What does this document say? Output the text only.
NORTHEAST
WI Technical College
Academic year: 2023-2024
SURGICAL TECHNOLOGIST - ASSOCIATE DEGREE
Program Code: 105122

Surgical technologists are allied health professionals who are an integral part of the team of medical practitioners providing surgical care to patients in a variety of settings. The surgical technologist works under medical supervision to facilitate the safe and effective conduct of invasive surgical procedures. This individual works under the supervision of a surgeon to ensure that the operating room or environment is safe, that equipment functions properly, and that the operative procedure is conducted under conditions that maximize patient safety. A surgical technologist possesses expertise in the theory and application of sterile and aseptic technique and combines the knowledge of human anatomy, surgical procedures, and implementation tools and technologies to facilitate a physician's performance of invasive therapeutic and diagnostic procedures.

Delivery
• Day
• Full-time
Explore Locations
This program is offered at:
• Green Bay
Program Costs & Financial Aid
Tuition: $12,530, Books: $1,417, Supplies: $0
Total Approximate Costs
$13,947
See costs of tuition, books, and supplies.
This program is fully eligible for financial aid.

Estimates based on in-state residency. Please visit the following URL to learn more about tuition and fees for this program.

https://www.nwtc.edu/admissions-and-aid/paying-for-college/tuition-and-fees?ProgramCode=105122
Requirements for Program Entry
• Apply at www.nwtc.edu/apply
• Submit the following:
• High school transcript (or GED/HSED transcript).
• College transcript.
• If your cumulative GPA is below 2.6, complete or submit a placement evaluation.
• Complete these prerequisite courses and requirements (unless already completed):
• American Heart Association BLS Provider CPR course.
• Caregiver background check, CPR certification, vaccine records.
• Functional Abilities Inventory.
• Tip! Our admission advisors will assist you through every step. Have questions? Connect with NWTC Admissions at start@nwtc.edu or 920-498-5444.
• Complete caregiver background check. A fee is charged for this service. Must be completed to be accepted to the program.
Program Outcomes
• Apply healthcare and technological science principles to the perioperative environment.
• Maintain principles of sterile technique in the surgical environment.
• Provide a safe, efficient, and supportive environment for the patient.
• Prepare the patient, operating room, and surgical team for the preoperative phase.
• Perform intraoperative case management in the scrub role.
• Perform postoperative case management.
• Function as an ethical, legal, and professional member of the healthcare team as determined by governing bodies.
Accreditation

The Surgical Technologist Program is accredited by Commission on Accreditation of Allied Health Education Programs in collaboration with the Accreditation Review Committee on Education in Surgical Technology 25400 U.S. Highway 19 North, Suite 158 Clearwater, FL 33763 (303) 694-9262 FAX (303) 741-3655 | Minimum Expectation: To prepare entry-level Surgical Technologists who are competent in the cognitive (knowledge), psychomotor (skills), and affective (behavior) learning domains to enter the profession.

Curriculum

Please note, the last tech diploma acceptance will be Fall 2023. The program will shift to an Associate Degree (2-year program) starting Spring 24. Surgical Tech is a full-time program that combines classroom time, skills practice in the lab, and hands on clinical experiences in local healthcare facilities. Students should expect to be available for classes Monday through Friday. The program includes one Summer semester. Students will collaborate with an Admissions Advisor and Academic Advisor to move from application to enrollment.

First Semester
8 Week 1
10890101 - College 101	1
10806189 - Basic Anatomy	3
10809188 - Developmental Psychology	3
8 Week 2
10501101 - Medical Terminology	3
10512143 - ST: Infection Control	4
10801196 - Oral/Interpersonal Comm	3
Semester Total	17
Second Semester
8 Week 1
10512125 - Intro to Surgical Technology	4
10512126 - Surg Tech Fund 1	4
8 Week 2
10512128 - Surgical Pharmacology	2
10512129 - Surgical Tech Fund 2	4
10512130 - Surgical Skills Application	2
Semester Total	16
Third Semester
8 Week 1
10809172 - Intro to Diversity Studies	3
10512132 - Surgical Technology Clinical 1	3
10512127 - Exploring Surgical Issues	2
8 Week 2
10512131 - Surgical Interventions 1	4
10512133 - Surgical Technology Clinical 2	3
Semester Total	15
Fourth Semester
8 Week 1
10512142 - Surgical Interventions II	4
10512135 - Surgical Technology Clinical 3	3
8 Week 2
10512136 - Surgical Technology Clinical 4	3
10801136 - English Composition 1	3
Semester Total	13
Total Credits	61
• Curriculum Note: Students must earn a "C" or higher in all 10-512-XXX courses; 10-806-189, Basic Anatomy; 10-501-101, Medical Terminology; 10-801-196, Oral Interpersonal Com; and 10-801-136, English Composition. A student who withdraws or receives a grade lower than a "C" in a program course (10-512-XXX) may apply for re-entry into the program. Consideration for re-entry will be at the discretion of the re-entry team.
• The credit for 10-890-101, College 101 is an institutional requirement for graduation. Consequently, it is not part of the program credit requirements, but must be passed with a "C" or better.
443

■ **Aim of the exercise**
What lines in the records contain the word "transcript"? Return each one.

■ **Task solution**
• High school transcript (or GED/HSED transcript).
• College transcript.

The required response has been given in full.